REQUIREMENTS | Repeat the listing in full, word for word.

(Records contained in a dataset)

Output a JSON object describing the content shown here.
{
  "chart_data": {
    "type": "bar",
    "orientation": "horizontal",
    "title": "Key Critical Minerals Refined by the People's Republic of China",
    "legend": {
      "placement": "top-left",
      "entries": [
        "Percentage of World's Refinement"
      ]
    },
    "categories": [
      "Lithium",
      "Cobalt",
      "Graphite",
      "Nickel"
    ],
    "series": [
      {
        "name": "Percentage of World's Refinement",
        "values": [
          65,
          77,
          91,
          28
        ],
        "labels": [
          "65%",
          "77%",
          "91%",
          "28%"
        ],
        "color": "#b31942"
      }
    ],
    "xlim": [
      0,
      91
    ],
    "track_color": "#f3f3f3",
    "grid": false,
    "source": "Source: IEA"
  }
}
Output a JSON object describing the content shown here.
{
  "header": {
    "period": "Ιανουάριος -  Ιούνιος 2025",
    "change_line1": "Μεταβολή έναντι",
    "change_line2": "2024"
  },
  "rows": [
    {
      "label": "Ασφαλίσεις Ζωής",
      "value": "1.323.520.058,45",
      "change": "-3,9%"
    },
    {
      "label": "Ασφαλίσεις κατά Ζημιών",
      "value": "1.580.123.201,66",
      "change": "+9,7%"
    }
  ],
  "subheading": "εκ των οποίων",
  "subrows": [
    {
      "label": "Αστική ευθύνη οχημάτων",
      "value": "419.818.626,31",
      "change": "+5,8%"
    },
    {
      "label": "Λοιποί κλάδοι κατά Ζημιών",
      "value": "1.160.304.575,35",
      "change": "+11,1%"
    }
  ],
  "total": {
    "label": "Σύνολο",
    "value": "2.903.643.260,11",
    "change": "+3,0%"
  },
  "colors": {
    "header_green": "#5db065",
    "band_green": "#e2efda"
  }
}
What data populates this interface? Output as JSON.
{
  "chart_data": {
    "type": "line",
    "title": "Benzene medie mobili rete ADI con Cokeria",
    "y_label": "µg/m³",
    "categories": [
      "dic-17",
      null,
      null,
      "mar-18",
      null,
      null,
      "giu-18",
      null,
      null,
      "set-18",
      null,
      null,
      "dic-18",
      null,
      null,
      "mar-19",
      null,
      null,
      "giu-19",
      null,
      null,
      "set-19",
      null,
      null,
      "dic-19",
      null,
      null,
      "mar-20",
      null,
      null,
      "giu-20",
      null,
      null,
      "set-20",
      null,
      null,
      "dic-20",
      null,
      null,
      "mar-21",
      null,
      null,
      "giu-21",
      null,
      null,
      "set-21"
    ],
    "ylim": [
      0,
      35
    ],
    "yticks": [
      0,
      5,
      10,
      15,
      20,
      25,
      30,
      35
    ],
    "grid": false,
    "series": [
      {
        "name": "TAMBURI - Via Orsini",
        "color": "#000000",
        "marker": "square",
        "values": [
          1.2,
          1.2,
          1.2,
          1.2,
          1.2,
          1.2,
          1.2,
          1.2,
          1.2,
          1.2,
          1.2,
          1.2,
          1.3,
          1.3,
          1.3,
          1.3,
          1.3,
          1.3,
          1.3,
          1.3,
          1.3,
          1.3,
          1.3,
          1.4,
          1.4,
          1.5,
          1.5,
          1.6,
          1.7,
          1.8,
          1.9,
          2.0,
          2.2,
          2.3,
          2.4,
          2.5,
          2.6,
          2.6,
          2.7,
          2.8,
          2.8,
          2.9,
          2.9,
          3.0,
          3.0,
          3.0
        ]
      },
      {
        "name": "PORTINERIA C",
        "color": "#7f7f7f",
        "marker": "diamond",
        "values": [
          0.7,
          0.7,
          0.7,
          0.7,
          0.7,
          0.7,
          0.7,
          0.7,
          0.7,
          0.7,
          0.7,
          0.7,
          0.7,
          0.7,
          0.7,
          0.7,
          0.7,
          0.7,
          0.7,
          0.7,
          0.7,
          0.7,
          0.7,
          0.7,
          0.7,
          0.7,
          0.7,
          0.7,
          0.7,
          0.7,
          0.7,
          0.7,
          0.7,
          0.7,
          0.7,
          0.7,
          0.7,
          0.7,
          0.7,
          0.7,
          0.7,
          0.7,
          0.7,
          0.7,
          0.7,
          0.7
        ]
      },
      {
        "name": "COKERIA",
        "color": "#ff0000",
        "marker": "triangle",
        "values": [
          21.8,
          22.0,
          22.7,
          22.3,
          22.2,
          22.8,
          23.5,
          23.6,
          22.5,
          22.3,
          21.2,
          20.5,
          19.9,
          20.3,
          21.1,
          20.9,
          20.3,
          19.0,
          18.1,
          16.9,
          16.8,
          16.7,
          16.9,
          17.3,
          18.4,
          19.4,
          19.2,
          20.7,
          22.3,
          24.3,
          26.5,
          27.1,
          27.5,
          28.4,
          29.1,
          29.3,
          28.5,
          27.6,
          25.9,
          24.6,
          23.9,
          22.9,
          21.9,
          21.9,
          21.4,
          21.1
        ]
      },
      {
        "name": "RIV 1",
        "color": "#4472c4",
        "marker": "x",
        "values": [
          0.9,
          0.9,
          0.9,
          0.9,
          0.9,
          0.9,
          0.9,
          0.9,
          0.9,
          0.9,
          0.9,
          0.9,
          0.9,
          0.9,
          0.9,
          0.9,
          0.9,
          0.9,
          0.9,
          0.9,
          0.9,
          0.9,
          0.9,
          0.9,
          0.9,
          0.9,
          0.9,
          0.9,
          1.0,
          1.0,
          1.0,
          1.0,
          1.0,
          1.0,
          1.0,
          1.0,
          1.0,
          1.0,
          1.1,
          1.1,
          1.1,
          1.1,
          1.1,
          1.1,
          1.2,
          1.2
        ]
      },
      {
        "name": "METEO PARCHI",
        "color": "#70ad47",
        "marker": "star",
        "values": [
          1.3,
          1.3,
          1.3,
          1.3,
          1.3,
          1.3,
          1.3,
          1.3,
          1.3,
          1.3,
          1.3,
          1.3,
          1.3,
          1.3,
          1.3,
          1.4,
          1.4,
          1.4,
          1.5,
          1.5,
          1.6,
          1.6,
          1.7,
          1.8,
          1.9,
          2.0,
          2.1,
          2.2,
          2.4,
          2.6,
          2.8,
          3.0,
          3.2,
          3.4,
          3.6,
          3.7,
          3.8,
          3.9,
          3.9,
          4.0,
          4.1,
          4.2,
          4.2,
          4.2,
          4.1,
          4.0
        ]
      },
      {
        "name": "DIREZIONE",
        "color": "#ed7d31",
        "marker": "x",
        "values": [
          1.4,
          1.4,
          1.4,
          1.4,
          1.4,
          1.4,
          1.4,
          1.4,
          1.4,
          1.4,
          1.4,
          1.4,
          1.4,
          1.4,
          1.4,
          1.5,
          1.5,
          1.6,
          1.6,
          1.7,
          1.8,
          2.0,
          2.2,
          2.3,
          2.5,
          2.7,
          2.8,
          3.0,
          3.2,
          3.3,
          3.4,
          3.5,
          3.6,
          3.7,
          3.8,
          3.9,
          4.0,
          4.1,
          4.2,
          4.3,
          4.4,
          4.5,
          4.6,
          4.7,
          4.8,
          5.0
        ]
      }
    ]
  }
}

ANSWER TO THIS TASK |
Output a JSON object describing the content shown here.
{
  "chart_data": {
    "type": "bar",
    "orientation": "horizontal",
    "title": "Key Critical Minerals Refined by the People's Republic of China",
    "legend": {
      "placement": "top-left",
      "entries": [
        "Percentage of World's Refinement"
      ]
    },
    "categories": [
      "Lithium",
      "Cobalt",
      "Graphite",
      "Nickel"
    ],
    "series": [
      {
        "name": "Percentage of World's Refinement",
        "values": [
          65,
          77,
          91,
          28
        ],
        "labels": [
          "65%",
          "77%",
          "91%",
          "28%"
        ],
        "color": "#b31942"
      }
    ],
    "xlim": [
      0,
      91
    ],
    "track_color": "#f3f3f3",
    "grid": false,
    "source": "Source: IEA"
  }
}
Output a JSON object describing the content shown here.
{
  "header": {
    "period": "Ιανουάριος -  Ιούνιος 2025",
    "change_line1": "Μεταβολή έναντι",
    "change_line2": "2024"
  },
  "rows": [
    {
      "label": "Ασφαλίσεις Ζωής",
      "value": "1.323.520.058,45",
      "change": "-3,9%"
    },
    {
      "label": "Ασφαλίσεις κατά Ζημιών",
      "value": "1.580.123.201,66",
      "change": "+9,7%"
    }
  ],
  "subheading": "εκ των οποίων",
  "subrows": [
    {
      "label": "Αστική ευθύνη οχημάτων",
      "value": "419.818.626,31",
      "change": "+5,8%"
    },
    {
      "label": "Λοιποί κλάδοι κατά Ζημιών",
      "value": "1.160.304.575,35",
      "change": "+11,1%"
    }
  ],
  "total": {
    "label": "Σύνολο",
    "value": "2.903.643.260,11",
    "change": "+3,0%"
  },
  "colors": {
    "header_green": "#5db065",
    "band_green": "#e2efda"
  }
}
What data populates this interface? Output as JSON.
{
  "chart_data": {
    "type": "line",
    "title": "Benzene medie mobili rete ADI con Cokeria",
    "y_label": "µg/m³",
    "categories": [
      "dic-17",
      null,
      null,
      "mar-18",
      null,
      null,
      "giu-18",
      null,
      null,
      "set-18",
      null,
      null,
      "dic-18",
      null,
      null,
      "mar-19",
      null,
      null,
      "giu-19",
      null,
      null,
      "set-19",
      null,
      null,
      "dic-19",
      null,
      null,
      "mar-20",
      null,
      null,
      "giu-20",
      null,
      null,
      "set-20",
      null,
      null,
      "dic-20",
      null,
      null,
      "mar-21",
      null,
      null,
      "giu-21",
      null,
      null,
      "set-21"
    ],
    "ylim": [
      0,
      35
    ],
    "yticks": [
      0,
      5,
      10,
      15,
      20,
      25,
      30,
      35
    ],
    "grid": false,
    "series": [
      {
        "name": "TAMBURI - Via Orsini",
        "color": "#000000",
        "marker": "square",
        "values": [
          1.2,
          1.2,
          1.2,
          1.2,
          1.2,
          1.2,
          1.2,
          1.2,
          1.2,
          1.2,
          1.2,
          1.2,
          1.3,
          1.3,
          1.3,
          1.3,
          1.3,
          1.3,
          1.3,
          1.3,
          1.3,
          1.3,
          1.3,
          1.4,
          1.4,
          1.5,
          1.5,
          1.6,
          1.7,
          1.8,
          1.9,
          2.0,
          2.2,
          2.3,
          2.4,
          2.5,
          2.6,
          2.6,
          2.7,
          2.8,
          2.8,
          2.9,
          2.9,
          3.0,
          3.0,
          3.0
        ]
      },
      {
        "name": "PORTINERIA C",
        "color": "#7f7f7f",
        "marker": "diamond",
        "values": [
          0.7,
          0.7,
          0.7,
          0.7,
          0.7,
          0.7,
          0.7,
          0.7,
          0.7,
          0.7,
          0.7,
          0.7,
          0.7,
          0.7,
          0.7,
          0.7,
          0.7,
          0.7,
          0.7,
          0.7,
          0.7,
          0.7,
          0.7,
          0.7,
          0.7,
          0.7,
          0.7,
          0.7,
          0.7,
          0.7,
          0.7,
          0.7,
          0.7,
          0.7,
          0.7,
          0.7,
          0.7,
          0.7,
          0.7,
          0.7,
          0.7,
          0.7,
          0.7,
          0.7,
          0.7,
          0.7
        ]
      },
      {
        "name": "COKERIA",
        "color": "#ff0000",
        "marker": "triangle",
        "values": [
          21.8,
          22.0,
          22.7,
          22.3,
          22.2,
          22.8,
          23.5,
          23.6,
          22.5,
          22.3,
          21.2,
          20.5,
          19.9,
          20.3,
          21.1,
          20.9,
          20.3,
          19.0,
          18.1,
          16.9,
          16.8,
          16.7,
          16.9,
          17.3,
          18.4,
          19.4,
          19.2,
          20.7,
          22.3,
          24.3,
          26.5,
          27.1,
          27.5,
          28.4,
          29.1,
          29.3,
          28.5,
          27.6,
          25.9,
          24.6,
          23.9,
          22.9,
          21.9,
          21.9,
          21.4,
          21.1
        ]
      },
      {
        "name": "RIV 1",
        "color": "#4472c4",
        "marker": "x",
        "values": [
          0.9,
          0.9,
          0.9,
          0.9,
          0.9,
          0.9,
          0.9,
          0.9,
          0.9,
          0.9,
          0.9,
          0.9,
          0.9,
          0.9,
          0.9,
          0.9,
          0.9,
          0.9,
          0.9,
          0.9,
          0.9,
          0.9,
          0.9,
          0.9,
          0.9,
          0.9,
          0.9,
          0.9,
          1.0,
          1.0,
          1.0,
          1.0,
          1.0,
          1.0,
          1.0,
          1.0,
          1.0,
          1.0,
          1.1,
          1.1,
          1.1,
          1.1,
          1.1,
          1.1,
          1.2,
          1.2
        ]
      },
      {
        "name": "METEO PARCHI",
        "color": "#70ad47",
        "marker": "star",
        "values": [
          1.3,
          1.3,
          1.3,
          1.3,
          1.3,
          1.3,
          1.3,
          1.3,
          1.3,
          1.3,
          1.3,
          1.3,
          1.3,
          1.3,
          1.3,
          1.4,
          1.4,
          1.4,
          1.5,
          1.5,
          1.6,
          1.6,
          1.7,
          1.8,
          1.9,
          2.0,
          2.1,
          2.2,
          2.4,
          2.6,
          2.8,
          3.0,
          3.2,
          3.4,
          3.6,
          3.7,
          3.8,
          3.9,
          3.9,
          4.0,
          4.1,
          4.2,
          4.2,
          4.2,
          4.1,
          4.0
        ]
      },
      {
        "name": "DIREZIONE",
        "color": "#ed7d31",
        "marker": "x",
        "values": [
          1.4,
          1.4,
          1.4,
          1.4,
          1.4,
          1.4,
          1.4,
          1.4,
          1.4,
          1.4,
          1.4,
          1.4,
          1.4,
          1.4,
          1.4,
          1.5,
          1.5,
          1.6,
          1.6,
          1.7,
          1.8,
          2.0,
          2.2,
          2.3,
          2.5,
          2.7,
          2.8,
          3.0,
          3.2,
          3.3,
          3.4,
          3.5,
          3.6,
          3.7,
          3.8,
          3.9,
          4.0,
          4.1,
          4.2,
          4.3,
          4.4,
          4.5,
          4.6,
          4.7,
          4.8,
          5.0
        ]
      }
    ]
  }
}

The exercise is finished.